▸ **Directions for this task**:
Where a line in the listing below contains the word "style", copy that line.

▸ **Data in this exercise**:

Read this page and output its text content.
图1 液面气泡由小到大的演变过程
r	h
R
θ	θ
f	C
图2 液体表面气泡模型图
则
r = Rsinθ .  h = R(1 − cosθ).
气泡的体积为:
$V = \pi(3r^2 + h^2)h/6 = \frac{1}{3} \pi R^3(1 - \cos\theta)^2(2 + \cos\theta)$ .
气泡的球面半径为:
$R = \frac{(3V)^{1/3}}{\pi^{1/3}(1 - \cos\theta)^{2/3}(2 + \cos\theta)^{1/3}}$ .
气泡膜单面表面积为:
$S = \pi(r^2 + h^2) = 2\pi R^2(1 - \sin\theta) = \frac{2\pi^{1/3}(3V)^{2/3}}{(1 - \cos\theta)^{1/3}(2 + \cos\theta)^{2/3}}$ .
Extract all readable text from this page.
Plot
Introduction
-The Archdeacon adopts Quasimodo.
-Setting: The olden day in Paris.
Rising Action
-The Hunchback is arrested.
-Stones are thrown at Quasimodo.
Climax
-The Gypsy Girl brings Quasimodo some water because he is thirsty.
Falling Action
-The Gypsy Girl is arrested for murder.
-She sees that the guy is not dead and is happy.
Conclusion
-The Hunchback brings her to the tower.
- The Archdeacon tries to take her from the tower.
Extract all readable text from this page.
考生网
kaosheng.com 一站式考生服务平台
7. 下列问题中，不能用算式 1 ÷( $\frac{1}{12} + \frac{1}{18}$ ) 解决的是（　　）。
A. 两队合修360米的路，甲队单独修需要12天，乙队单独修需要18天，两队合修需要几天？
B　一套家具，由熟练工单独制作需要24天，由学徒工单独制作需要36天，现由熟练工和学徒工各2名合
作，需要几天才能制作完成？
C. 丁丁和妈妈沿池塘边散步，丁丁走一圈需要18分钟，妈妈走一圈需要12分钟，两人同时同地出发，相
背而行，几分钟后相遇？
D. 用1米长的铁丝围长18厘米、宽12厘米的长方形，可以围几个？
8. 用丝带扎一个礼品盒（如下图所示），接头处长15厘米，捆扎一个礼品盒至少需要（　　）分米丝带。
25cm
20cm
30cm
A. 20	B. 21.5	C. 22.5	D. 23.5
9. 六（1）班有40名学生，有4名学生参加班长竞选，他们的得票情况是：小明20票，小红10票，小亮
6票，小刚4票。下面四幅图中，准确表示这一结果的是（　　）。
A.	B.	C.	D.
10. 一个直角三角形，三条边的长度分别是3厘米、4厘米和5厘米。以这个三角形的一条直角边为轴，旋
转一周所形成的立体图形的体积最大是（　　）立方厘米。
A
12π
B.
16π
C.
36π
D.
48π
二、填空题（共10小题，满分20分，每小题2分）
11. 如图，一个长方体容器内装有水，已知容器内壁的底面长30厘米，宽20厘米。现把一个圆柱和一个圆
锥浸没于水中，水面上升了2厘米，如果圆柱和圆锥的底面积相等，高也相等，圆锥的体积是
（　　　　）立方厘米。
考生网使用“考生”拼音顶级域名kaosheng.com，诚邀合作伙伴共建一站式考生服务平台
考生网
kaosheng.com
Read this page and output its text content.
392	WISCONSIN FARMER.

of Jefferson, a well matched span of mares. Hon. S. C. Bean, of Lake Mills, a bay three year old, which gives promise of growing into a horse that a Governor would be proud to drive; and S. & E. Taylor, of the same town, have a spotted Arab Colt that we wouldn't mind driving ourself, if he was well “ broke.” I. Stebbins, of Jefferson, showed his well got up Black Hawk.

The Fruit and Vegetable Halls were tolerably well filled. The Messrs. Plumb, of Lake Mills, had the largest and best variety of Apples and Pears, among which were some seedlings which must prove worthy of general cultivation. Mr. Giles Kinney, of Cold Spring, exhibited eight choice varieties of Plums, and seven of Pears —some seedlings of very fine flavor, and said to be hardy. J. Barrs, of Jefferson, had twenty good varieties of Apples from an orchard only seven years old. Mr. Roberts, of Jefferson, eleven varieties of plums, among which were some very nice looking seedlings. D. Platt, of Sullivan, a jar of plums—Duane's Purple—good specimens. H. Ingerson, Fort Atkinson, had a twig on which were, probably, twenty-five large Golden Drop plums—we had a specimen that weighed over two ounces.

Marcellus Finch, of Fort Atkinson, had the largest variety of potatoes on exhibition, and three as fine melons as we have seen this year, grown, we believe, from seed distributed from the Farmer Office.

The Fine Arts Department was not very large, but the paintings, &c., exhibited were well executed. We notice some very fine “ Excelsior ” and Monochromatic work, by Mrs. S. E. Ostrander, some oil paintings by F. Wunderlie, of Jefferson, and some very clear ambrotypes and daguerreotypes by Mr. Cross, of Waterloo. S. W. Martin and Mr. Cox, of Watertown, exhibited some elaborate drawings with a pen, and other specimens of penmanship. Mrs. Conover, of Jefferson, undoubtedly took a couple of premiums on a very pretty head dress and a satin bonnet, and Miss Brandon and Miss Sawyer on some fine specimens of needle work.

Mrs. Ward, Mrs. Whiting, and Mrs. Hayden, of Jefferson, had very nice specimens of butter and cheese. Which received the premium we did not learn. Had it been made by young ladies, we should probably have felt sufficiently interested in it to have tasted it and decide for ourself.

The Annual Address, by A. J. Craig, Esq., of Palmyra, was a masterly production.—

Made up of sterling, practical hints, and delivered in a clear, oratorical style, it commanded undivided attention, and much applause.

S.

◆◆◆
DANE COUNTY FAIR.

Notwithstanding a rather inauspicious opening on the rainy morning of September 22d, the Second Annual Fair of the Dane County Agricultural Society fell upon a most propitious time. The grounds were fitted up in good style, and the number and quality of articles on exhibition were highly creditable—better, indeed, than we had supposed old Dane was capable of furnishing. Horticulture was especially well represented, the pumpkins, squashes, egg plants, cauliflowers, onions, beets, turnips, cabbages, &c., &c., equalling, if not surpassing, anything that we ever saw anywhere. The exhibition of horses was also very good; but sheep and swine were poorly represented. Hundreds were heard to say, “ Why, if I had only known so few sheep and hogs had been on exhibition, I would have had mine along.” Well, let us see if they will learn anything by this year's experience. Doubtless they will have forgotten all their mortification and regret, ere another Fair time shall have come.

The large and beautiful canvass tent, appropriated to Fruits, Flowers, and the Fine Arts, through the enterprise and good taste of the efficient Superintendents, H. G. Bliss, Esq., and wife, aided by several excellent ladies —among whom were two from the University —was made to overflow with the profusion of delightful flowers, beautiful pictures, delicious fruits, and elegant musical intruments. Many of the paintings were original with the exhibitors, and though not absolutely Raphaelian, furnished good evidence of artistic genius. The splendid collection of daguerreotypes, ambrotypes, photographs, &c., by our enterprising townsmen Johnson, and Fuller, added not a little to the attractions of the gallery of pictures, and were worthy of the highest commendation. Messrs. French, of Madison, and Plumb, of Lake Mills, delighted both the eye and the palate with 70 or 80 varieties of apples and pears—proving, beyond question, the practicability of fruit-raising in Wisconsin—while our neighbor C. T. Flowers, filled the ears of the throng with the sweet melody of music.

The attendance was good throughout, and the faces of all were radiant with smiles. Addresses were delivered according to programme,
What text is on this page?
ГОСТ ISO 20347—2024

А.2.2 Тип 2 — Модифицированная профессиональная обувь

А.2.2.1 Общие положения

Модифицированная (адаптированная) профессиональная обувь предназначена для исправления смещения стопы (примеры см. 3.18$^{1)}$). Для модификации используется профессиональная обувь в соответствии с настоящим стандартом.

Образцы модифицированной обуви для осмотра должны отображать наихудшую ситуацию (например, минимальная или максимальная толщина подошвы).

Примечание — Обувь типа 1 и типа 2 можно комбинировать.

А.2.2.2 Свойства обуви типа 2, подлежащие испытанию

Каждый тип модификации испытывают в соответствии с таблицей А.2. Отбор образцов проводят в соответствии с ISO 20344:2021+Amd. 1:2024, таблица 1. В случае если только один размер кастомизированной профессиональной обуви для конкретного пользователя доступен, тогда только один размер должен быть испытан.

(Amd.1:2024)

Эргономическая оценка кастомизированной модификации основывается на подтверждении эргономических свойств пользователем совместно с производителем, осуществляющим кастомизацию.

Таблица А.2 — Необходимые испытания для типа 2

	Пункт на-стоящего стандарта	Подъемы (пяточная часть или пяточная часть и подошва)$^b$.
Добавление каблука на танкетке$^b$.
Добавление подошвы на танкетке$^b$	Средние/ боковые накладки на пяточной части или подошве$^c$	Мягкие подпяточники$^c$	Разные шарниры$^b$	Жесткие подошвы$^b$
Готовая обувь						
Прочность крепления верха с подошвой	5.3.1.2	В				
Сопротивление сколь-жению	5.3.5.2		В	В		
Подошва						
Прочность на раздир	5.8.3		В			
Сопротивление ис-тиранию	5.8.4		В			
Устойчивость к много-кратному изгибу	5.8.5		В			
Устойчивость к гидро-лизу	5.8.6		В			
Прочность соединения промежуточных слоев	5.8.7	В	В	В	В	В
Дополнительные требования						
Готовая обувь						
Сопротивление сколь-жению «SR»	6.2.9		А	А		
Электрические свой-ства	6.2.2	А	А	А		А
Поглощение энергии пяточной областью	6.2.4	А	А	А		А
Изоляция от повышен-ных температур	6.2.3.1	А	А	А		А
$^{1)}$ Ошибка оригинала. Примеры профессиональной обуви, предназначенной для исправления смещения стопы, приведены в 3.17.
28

▸ **Finished task**:
Made up of sterling, practical hints, and delivered in a clear, oratorical style, it commanded undivided attention, and much applause.
Notwithstanding a rather inauspicious opening on the rainy morning of September 22d, the Second Annual Fair of the Dane County Agricultural Society fell upon a most propitious time. The grounds were fitted up in good style, and the number and quality of articles on exhibition were highly creditable—better, indeed, than we had supposed old Dane was capable of furnishing. Horticulture was especially well represented, the pumpkins, squashes, egg plants, cauliflowers, onions, beets, turnips, cabbages, &c., &c., equalling, if not surpassing, anything that we ever saw anywhere. The exhibition of horses was also very good; but sheep and swine were poorly represented. Hundreds were heard to say, “ Why, if I had only known so few sheep and hogs had been on exhibition, I would have had mine along.” Well, let us see if they will learn anything by this year's experience. Doubtless they will have forgotten all their mortification and regret, ere another Fair time shall have come.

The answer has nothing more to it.